▸ Aim:
Omit images. Retype all entries verbatim.

Data entries:

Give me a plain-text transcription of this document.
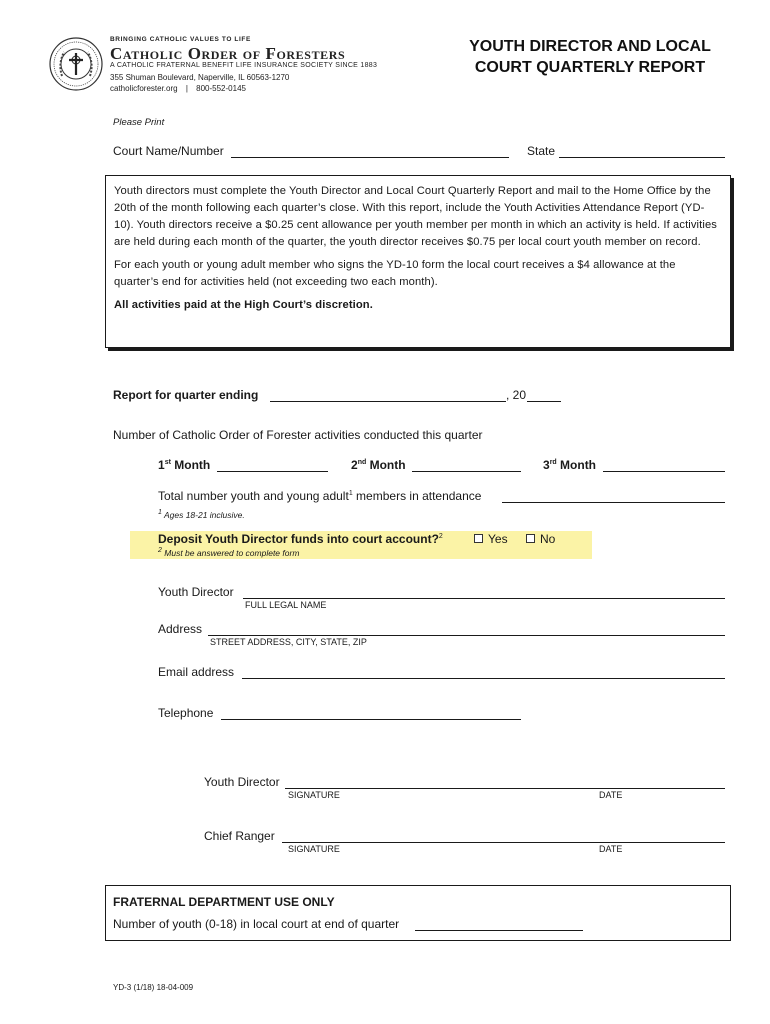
BRINGING CATHOLIC VALUES TO LIFE
Catholic Order of Foresters
A CATHOLIC FRATERNAL BENEFIT LIFE INSURANCE SOCIETY SINCE 1883
355 Shuman Boulevard, Naperville, IL 60563-1270
catholicforester.org | 800-552-0145
YOUTH DIRECTOR AND LOCAL
COURT QUARTERLY REPORT
Please Print
Court Name/Number	State

Youth directors must complete the Youth Director and Local Court Quarterly Report and mail to the Home Office by the 20th of the month following each quarter’s close. With this report, include the Youth Activities Attendance Report (YD-10). Youth directors receive a $0.25 cent allowance per youth member per month in which an activity is held. If activities are held during each month of the quarter, the youth director receives $0.75 per local court youth member on record.

For each youth or young adult member who signs the YD-10 form the local court receives a $4 allowance at the quarter’s end for activities held (not exceeding two each month).

All activities paid at the High Court’s discretion.

Report for quarter ending	, 20
Number of Catholic Order of Forester activities conducted this quarter
1st Month	2nd Month	3rd Month
Total number youth and young adult$^1$ members in attendance
$^1$ Ages 18-21 inclusive.
Deposit Youth Director funds into court account?$^2$	Yes	No
$^2$ Must be answered to complete form
Youth Director
FULL LEGAL NAME
Address
STREET ADDRESS, CITY, STATE, ZIP
Email address
Telephone
Youth Director
SIGNATURE	DATE
Chief Ranger
SIGNATURE	DATE
FRATERNAL DEPARTMENT USE ONLY
Number of youth (0-18) in local court at end of quarter
YD-3 (1/18) 18-04-009
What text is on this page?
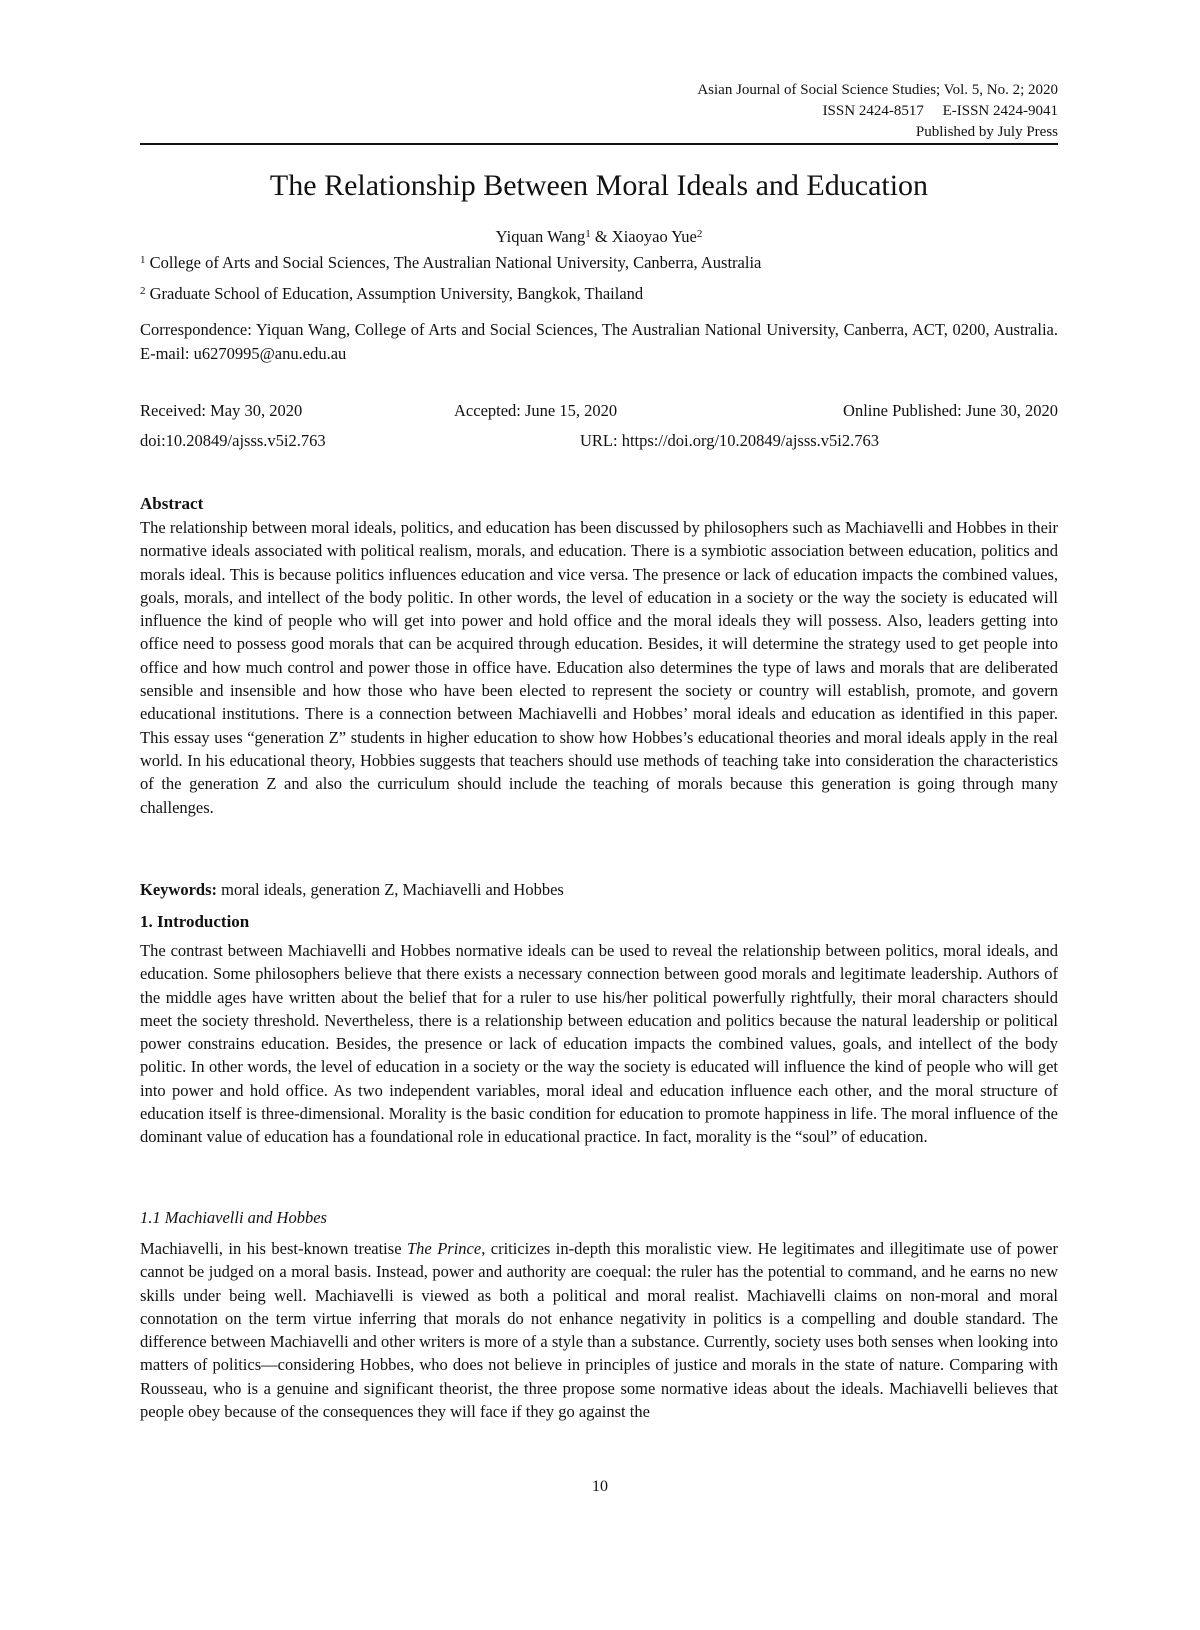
Asian Journal of Social Science Studies; Vol. 5, No. 2; 2020
ISSN 2424-8517     E-ISSN 2424-9041
Published by July Press
The Relationship Between Moral Ideals and Education
Yiquan Wang$^1$ & Xiaoyao Yue$^2$
$^1$ College of Arts and Social Sciences, The Australian National University, Canberra, Australia
$^2$ Graduate School of Education, Assumption University, Bangkok, Thailand
Correspondence: Yiquan Wang, College of Arts and Social Sciences, The Australian National University, Canberra, ACT, 0200, Australia. E-mail: u6270995@anu.edu.au
Received: May 30, 2020	Accepted: June 15, 2020	Online Published: June 30, 2020
doi:10.20849/ajsss.v5i2.763	URL: https://doi.org/10.20849/ajsss.v5i2.763
Abstract

The relationship between moral ideals, politics, and education has been discussed by philosophers such as Machiavelli and Hobbes in their normative ideals associated with political realism, morals, and education. There is a symbiotic association between education, politics and morals ideal. This is because politics influences education and vice versa. The presence or lack of education impacts the combined values, goals, morals, and intellect of the body politic. In other words, the level of education in a society or the way the society is educated will influence the kind of people who will get into power and hold office and the moral ideals they will possess. Also, leaders getting into office need to possess good morals that can be acquired through education. Besides, it will determine the strategy used to get people into office and how much control and power those in office have. Education also determines the type of laws and morals that are deliberated sensible and insensible and how those who have been elected to represent the society or country will establish, promote, and govern educational institutions. There is a connection between Machiavelli and Hobbes’ moral ideals and education as identified in this paper. This essay uses “generation Z” students in higher education to show how Hobbes’s educational theories and moral ideals apply in the real world. In his educational theory, Hobbies suggests that teachers should use methods of teaching take into consideration the characteristics of the generation Z and also the curriculum should include the teaching of morals because this generation is going through many challenges.

Keywords: moral ideals, generation Z, Machiavelli and Hobbes

1. Introduction

The contrast between Machiavelli and Hobbes normative ideals can be used to reveal the relationship between politics, moral ideals, and education. Some philosophers believe that there exists a necessary connection between good morals and legitimate leadership. Authors of the middle ages have written about the belief that for a ruler to use his/her political powerfully rightfully, their moral characters should meet the society threshold. Nevertheless, there is a relationship between education and politics because the natural leadership or political power constrains education. Besides, the presence or lack of education impacts the combined values, goals, and intellect of the body politic. In other words, the level of education in a society or the way the society is educated will influence the kind of people who will get into power and hold office. As two independent variables, moral ideal and education influence each other, and the moral structure of education itself is three-dimensional. Morality is the basic condition for education to promote happiness in life. The moral influence of the dominant value of education has a foundational role in educational practice. In fact, morality is the “soul” of education.

1.1 Machiavelli and Hobbes

Machiavelli, in his best-known treatise The Prince, criticizes in-depth this moralistic view. He legitimates and illegitimate use of power cannot be judged on a moral basis. Instead, power and authority are coequal: the ruler has the potential to command, and he earns no new skills under being well. Machiavelli is viewed as both a political and moral realist. Machiavelli claims on non-moral and moral connotation on the term virtue inferring that morals do not enhance negativity in politics is a compelling and double standard. The difference between Machiavelli and other writers is more of a style than a substance. Currently, society uses both senses when looking into matters of politics—considering Hobbes, who does not believe in principles of justice and morals in the state of nature. Comparing with Rousseau, who is a genuine and significant theorist, the three propose some normative ideas about the ideals. Machiavelli believes that people obey because of the consequences they will face if they go against the

10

▸ Final answer:
Give me a plain-text transcription of this document.
BRINGING CATHOLIC VALUES TO LIFE
Catholic Order of Foresters
A CATHOLIC FRATERNAL BENEFIT LIFE INSURANCE SOCIETY SINCE 1883
355 Shuman Boulevard, Naperville, IL 60563-1270
catholicforester.org | 800-552-0145
YOUTH DIRECTOR AND LOCAL
COURT QUARTERLY REPORT
Please Print
Court Name/Number	State

Youth directors must complete the Youth Director and Local Court Quarterly Report and mail to the Home Office by the 20th of the month following each quarter’s close. With this report, include the Youth Activities Attendance Report (YD-10). Youth directors receive a $0.25 cent allowance per youth member per month in which an activity is held. If activities are held during each month of the quarter, the youth director receives $0.75 per local court youth member on record.

For each youth or young adult member who signs the YD-10 form the local court receives a $4 allowance at the quarter’s end for activities held (not exceeding two each month).

All activities paid at the High Court’s discretion.

Report for quarter ending	, 20
Number of Catholic Order of Forester activities conducted this quarter
1st Month	2nd Month	3rd Month
Total number youth and young adult$^1$ members in attendance
$^1$ Ages 18-21 inclusive.
Deposit Youth Director funds into court account?$^2$	Yes	No
$^2$ Must be answered to complete form
Youth Director
FULL LEGAL NAME
Address
STREET ADDRESS, CITY, STATE, ZIP
Email address
Telephone
Youth Director
SIGNATURE	DATE
Chief Ranger
SIGNATURE	DATE
FRATERNAL DEPARTMENT USE ONLY
Number of youth (0-18) in local court at end of quarter
YD-3 (1/18) 18-04-009
What text is on this page?
Asian Journal of Social Science Studies; Vol. 5, No. 2; 2020
ISSN 2424-8517     E-ISSN 2424-9041
Published by July Press
The Relationship Between Moral Ideals and Education
Yiquan Wang$^1$ & Xiaoyao Yue$^2$
$^1$ College of Arts and Social Sciences, The Australian National University, Canberra, Australia
$^2$ Graduate School of Education, Assumption University, Bangkok, Thailand
Correspondence: Yiquan Wang, College of Arts and Social Sciences, The Australian National University, Canberra, ACT, 0200, Australia. E-mail: u6270995@anu.edu.au
Received: May 30, 2020	Accepted: June 15, 2020	Online Published: June 30, 2020
doi:10.20849/ajsss.v5i2.763	URL: https://doi.org/10.20849/ajsss.v5i2.763
Abstract

The relationship between moral ideals, politics, and education has been discussed by philosophers such as Machiavelli and Hobbes in their normative ideals associated with political realism, morals, and education. There is a symbiotic association between education, politics and morals ideal. This is because politics influences education and vice versa. The presence or lack of education impacts the combined values, goals, morals, and intellect of the body politic. In other words, the level of education in a society or the way the society is educated will influence the kind of people who will get into power and hold office and the moral ideals they will possess. Also, leaders getting into office need to possess good morals that can be acquired through education. Besides, it will determine the strategy used to get people into office and how much control and power those in office have. Education also determines the type of laws and morals that are deliberated sensible and insensible and how those who have been elected to represent the society or country will establish, promote, and govern educational institutions. There is a connection between Machiavelli and Hobbes’ moral ideals and education as identified in this paper. This essay uses “generation Z” students in higher education to show how Hobbes’s educational theories and moral ideals apply in the real world. In his educational theory, Hobbies suggests that teachers should use methods of teaching take into consideration the characteristics of the generation Z and also the curriculum should include the teaching of morals because this generation is going through many challenges.

Keywords: moral ideals, generation Z, Machiavelli and Hobbes

1. Introduction

The contrast between Machiavelli and Hobbes normative ideals can be used to reveal the relationship between politics, moral ideals, and education. Some philosophers believe that there exists a necessary connection between good morals and legitimate leadership. Authors of the middle ages have written about the belief that for a ruler to use his/her political powerfully rightfully, their moral characters should meet the society threshold. Nevertheless, there is a relationship between education and politics because the natural leadership or political power constrains education. Besides, the presence or lack of education impacts the combined values, goals, and intellect of the body politic. In other words, the level of education in a society or the way the society is educated will influence the kind of people who will get into power and hold office. As two independent variables, moral ideal and education influence each other, and the moral structure of education itself is three-dimensional. Morality is the basic condition for education to promote happiness in life. The moral influence of the dominant value of education has a foundational role in educational practice. In fact, morality is the “soul” of education.

1.1 Machiavelli and Hobbes

Machiavelli, in his best-known treatise The Prince, criticizes in-depth this moralistic view. He legitimates and illegitimate use of power cannot be judged on a moral basis. Instead, power and authority are coequal: the ruler has the potential to command, and he earns no new skills under being well. Machiavelli is viewed as both a political and moral realist. Machiavelli claims on non-moral and moral connotation on the term virtue inferring that morals do not enhance negativity in politics is a compelling and double standard. The difference between Machiavelli and other writers is more of a style than a substance. Currently, society uses both senses when looking into matters of politics—considering Hobbes, who does not believe in principles of justice and morals in the state of nature. Comparing with Rousseau, who is a genuine and significant theorist, the three propose some normative ideas about the ideals. Machiavelli believes that people obey because of the consequences they will face if they go against the

10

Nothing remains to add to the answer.